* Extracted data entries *
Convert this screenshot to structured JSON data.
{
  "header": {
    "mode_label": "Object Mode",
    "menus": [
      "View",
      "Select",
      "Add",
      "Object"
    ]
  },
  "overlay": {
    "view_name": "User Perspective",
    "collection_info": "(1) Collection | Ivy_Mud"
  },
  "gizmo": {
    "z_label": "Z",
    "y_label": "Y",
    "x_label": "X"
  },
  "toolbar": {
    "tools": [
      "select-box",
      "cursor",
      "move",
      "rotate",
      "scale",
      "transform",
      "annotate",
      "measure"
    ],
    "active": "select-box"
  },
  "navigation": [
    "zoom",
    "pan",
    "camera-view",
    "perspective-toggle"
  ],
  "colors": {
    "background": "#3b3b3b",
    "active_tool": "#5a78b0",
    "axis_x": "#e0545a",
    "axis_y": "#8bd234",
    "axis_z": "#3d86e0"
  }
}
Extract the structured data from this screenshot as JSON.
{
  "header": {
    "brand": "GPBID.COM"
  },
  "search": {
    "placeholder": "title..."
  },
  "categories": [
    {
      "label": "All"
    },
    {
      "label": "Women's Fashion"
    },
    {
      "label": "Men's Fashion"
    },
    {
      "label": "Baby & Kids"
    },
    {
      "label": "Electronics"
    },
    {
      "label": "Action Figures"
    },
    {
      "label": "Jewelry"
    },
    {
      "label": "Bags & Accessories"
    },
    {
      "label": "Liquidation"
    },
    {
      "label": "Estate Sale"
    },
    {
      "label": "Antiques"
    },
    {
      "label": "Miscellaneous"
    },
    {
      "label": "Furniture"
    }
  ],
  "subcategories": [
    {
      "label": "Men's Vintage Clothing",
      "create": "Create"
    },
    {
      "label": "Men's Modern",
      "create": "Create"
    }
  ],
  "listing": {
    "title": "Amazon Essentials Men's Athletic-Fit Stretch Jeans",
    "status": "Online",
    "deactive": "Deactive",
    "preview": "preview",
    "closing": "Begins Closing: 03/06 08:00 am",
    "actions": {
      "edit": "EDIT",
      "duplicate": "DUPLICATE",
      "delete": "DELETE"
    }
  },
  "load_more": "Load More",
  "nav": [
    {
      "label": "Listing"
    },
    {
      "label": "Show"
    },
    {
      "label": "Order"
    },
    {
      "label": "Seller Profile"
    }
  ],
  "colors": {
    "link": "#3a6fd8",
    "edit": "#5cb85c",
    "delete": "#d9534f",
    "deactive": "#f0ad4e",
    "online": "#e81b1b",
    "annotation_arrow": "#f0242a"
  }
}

* Task *
Type out the full listing again, exactly as given.

* Final result *
Convert this screenshot to structured JSON data.
{
  "header": {
    "mode_label": "Object Mode",
    "menus": [
      "View",
      "Select",
      "Add",
      "Object"
    ]
  },
  "overlay": {
    "view_name": "User Perspective",
    "collection_info": "(1) Collection | Ivy_Mud"
  },
  "gizmo": {
    "z_label": "Z",
    "y_label": "Y",
    "x_label": "X"
  },
  "toolbar": {
    "tools": [
      "select-box",
      "cursor",
      "move",
      "rotate",
      "scale",
      "transform",
      "annotate",
      "measure"
    ],
    "active": "select-box"
  },
  "navigation": [
    "zoom",
    "pan",
    "camera-view",
    "perspective-toggle"
  ],
  "colors": {
    "background": "#3b3b3b",
    "active_tool": "#5a78b0",
    "axis_x": "#e0545a",
    "axis_y": "#8bd234",
    "axis_z": "#3d86e0"
  }
}
Extract the structured data from this screenshot as JSON.
{
  "header": {
    "brand": "GPBID.COM"
  },
  "search": {
    "placeholder": "title..."
  },
  "categories": [
    {
      "label": "All"
    },
    {
      "label": "Women's Fashion"
    },
    {
      "label": "Men's Fashion"
    },
    {
      "label": "Baby & Kids"
    },
    {
      "label": "Electronics"
    },
    {
      "label": "Action Figures"
    },
    {
      "label": "Jewelry"
    },
    {
      "label": "Bags & Accessories"
    },
    {
      "label": "Liquidation"
    },
    {
      "label": "Estate Sale"
    },
    {
      "label": "Antiques"
    },
    {
      "label": "Miscellaneous"
    },
    {
      "label": "Furniture"
    }
  ],
  "subcategories": [
    {
      "label": "Men's Vintage Clothing",
      "create": "Create"
    },
    {
      "label": "Men's Modern",
      "create": "Create"
    }
  ],
  "listing": {
    "title": "Amazon Essentials Men's Athletic-Fit Stretch Jeans",
    "status": "Online",
    "deactive": "Deactive",
    "preview": "preview",
    "closing": "Begins Closing: 03/06 08:00 am",
    "actions": {
      "edit": "EDIT",
      "duplicate": "DUPLICATE",
      "delete": "DELETE"
    }
  },
  "load_more": "Load More",
  "nav": [
    {
      "label": "Listing"
    },
    {
      "label": "Show"
    },
    {
      "label": "Order"
    },
    {
      "label": "Seller Profile"
    }
  ],
  "colors": {
    "link": "#3a6fd8",
    "edit": "#5cb85c",
    "delete": "#d9534f",
    "deactive": "#f0ad4e",
    "online": "#e81b1b",
    "annotation_arrow": "#f0242a"
  }
}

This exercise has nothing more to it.